■ Task statement:
Write out the lines below verbatim, beginning with the line that contains "y-tick-label: 1250 [105, 41, 120, 83]" and continuing through the line that contains "y-tick-label: 1050 [105, 839, 120, 881]", with both of those lines included.

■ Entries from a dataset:
###

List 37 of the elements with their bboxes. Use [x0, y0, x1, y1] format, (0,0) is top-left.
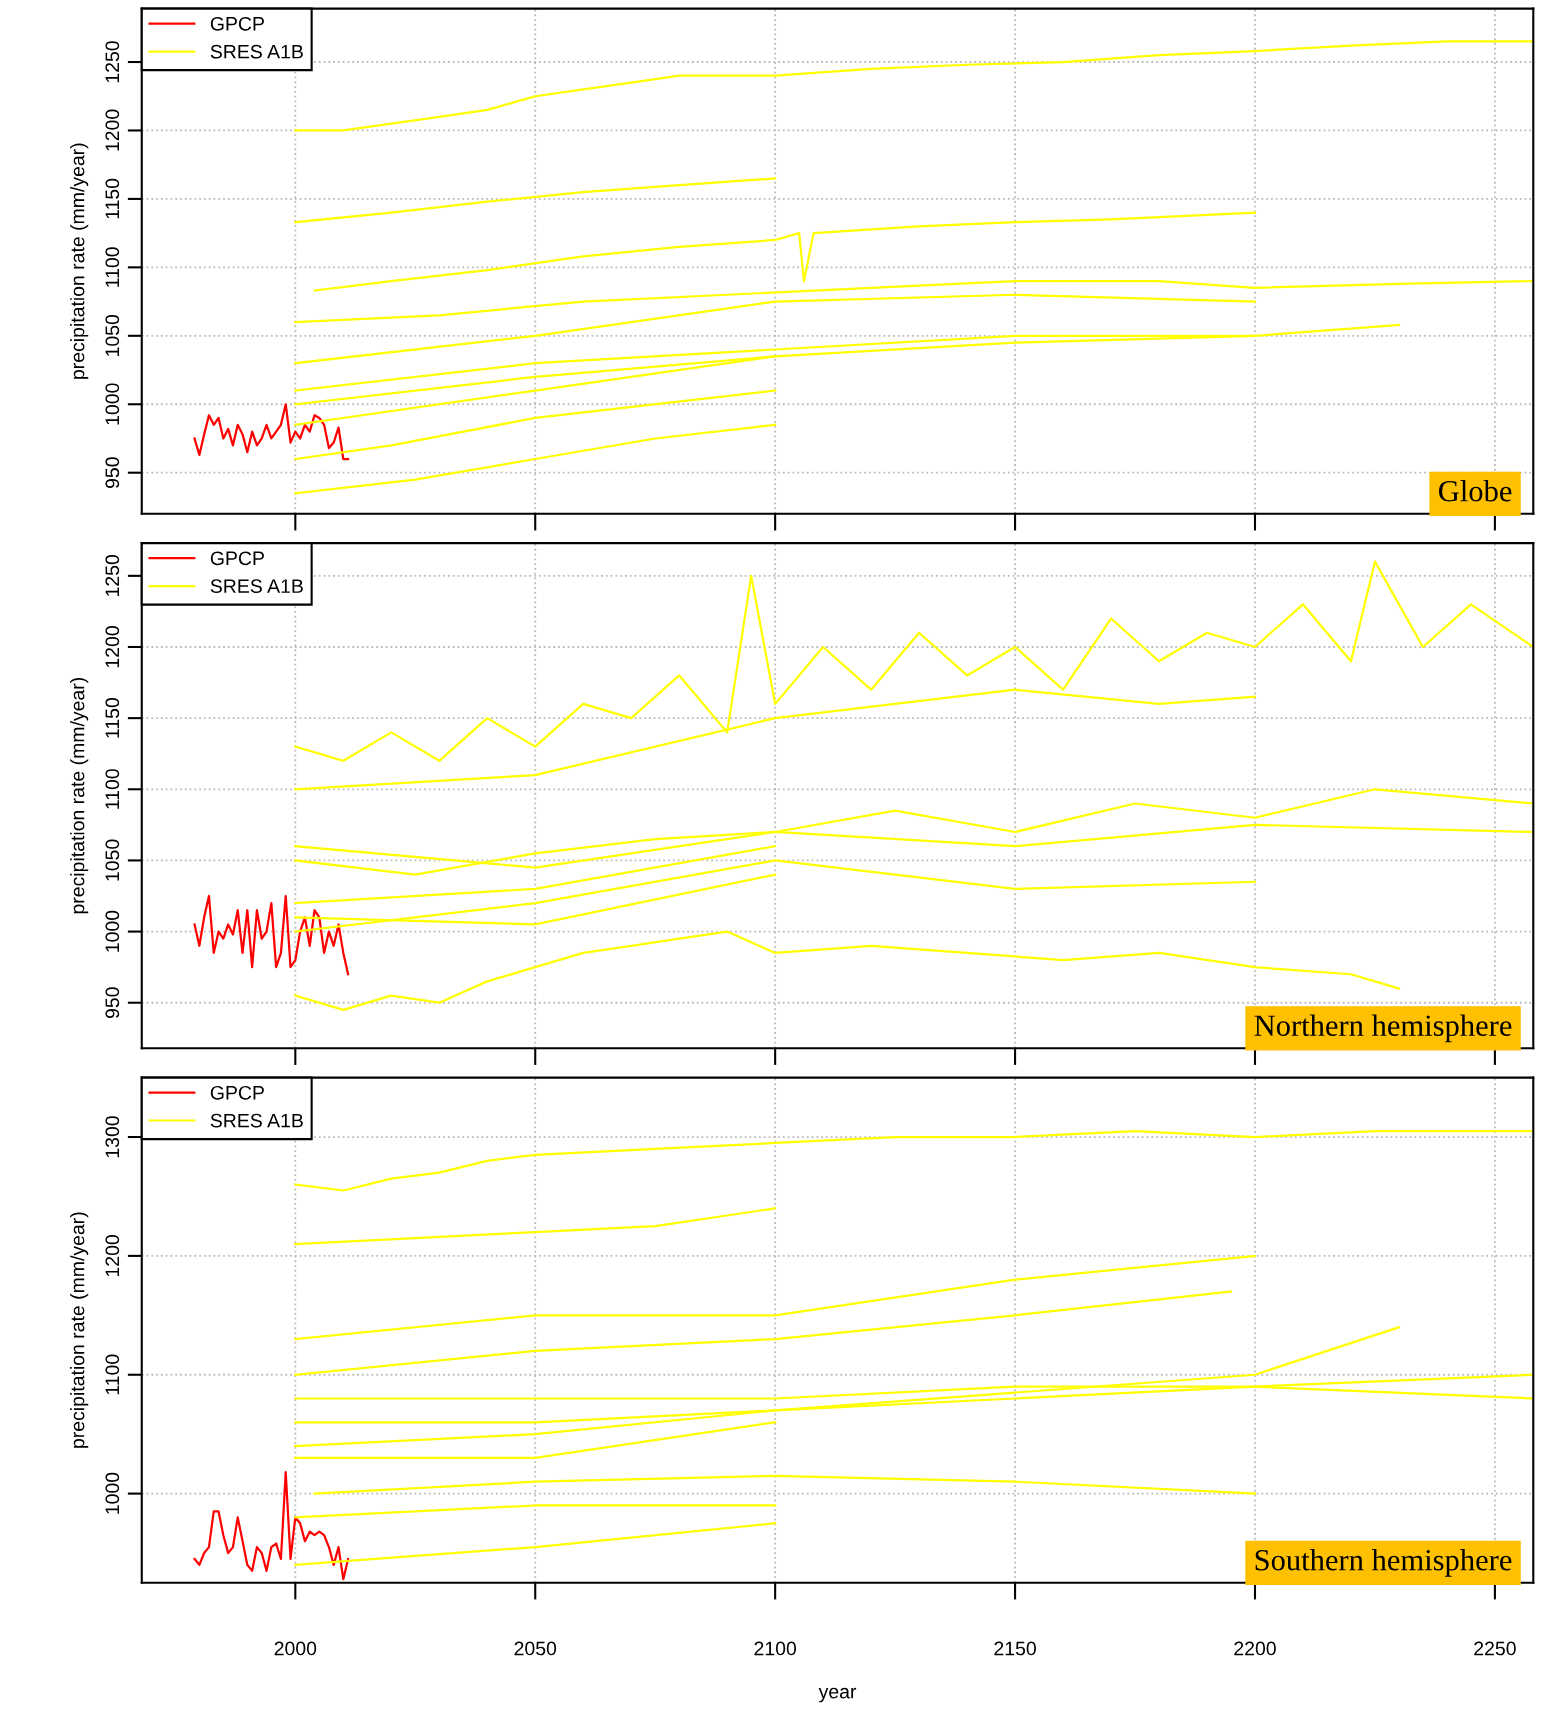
y-tick-label: 1250 [105, 41, 120, 83]
legend-label: GPCP [210, 1085, 264, 1100]
y-tick-label: 950 [105, 457, 120, 489]
y-tick-label: 1200 [105, 626, 120, 668]
y-tick-label: 1250 [105, 554, 120, 596]
y-tick-label: 1000 [105, 1472, 120, 1514]
y-tick-label: 1050 [105, 314, 120, 356]
y-axis-title: precipitation rate (mm/year) [70, 1212, 89, 1448]
legend-label: SRES A1B [210, 1113, 303, 1128]
annotation: Globe [1439, 480, 1512, 502]
y-axis-title: precipitation rate (mm/year) [70, 143, 89, 379]
x-tick-label: 2150 [994, 1641, 1036, 1656]
y-tick-label: 1000 [105, 383, 120, 425]
y-tick-label: 1050 [105, 839, 120, 881]
y-tick-label: 1150 [105, 178, 120, 219]
y-tick-label: 1200 [105, 109, 120, 151]
x-axis-title: year [818, 1687, 857, 1703]
y-tick-label: 1100 [105, 769, 120, 809]
x-tick-label: 2100 [754, 1641, 797, 1656]
x-tick-label: 2000 [274, 1641, 317, 1656]
y-tick-label: 1200 [105, 1235, 120, 1277]
annotation: Northern hemisphere [1254, 1014, 1512, 1043]
y-tick-label: 1100 [105, 1354, 120, 1395]
annotation: Southern hemisphere [1255, 1548, 1512, 1577]
y-tick-label: 1100 [105, 247, 120, 287]
y-tick-label: 1150 [105, 697, 120, 738]
legend-label: SRES A1B [210, 579, 303, 594]
y-tick-label: 950 [105, 987, 120, 1019]
x-tick-label: 2200 [1234, 1641, 1276, 1656]
legend-label: GPCP [210, 551, 264, 566]
legend-label: GPCP [210, 16, 264, 31]
x-tick-label: 2250 [1474, 1641, 1516, 1656]
y-tick-label: 1300 [105, 1116, 120, 1158]
legend-label: SRES A1B [210, 44, 303, 59]
y-axis-title: precipitation rate (mm/year) [70, 678, 89, 914]
x-tick-label: 2050 [514, 1641, 557, 1656]
y-tick-label: 1000 [105, 910, 120, 952]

###

■ The output:
y-tick-label: 1250 [105, 41, 120, 83]
legend-label: GPCP [210, 1085, 264, 1100]
y-tick-label: 950 [105, 457, 120, 489]
y-tick-label: 1200 [105, 626, 120, 668]
y-tick-label: 1250 [105, 554, 120, 596]
y-tick-label: 1000 [105, 1472, 120, 1514]
y-tick-label: 1050 [105, 314, 120, 356]
y-axis-title: precipitation rate (mm/year) [70, 1212, 89, 1448]
legend-label: SRES A1B [210, 1113, 303, 1128]
annotation: Globe [1439, 480, 1512, 502]
y-axis-title: precipitation rate (mm/year) [70, 143, 89, 379]
x-tick-label: 2150 [994, 1641, 1036, 1656]
y-tick-label: 1000 [105, 383, 120, 425]
y-tick-label: 1050 [105, 839, 120, 881]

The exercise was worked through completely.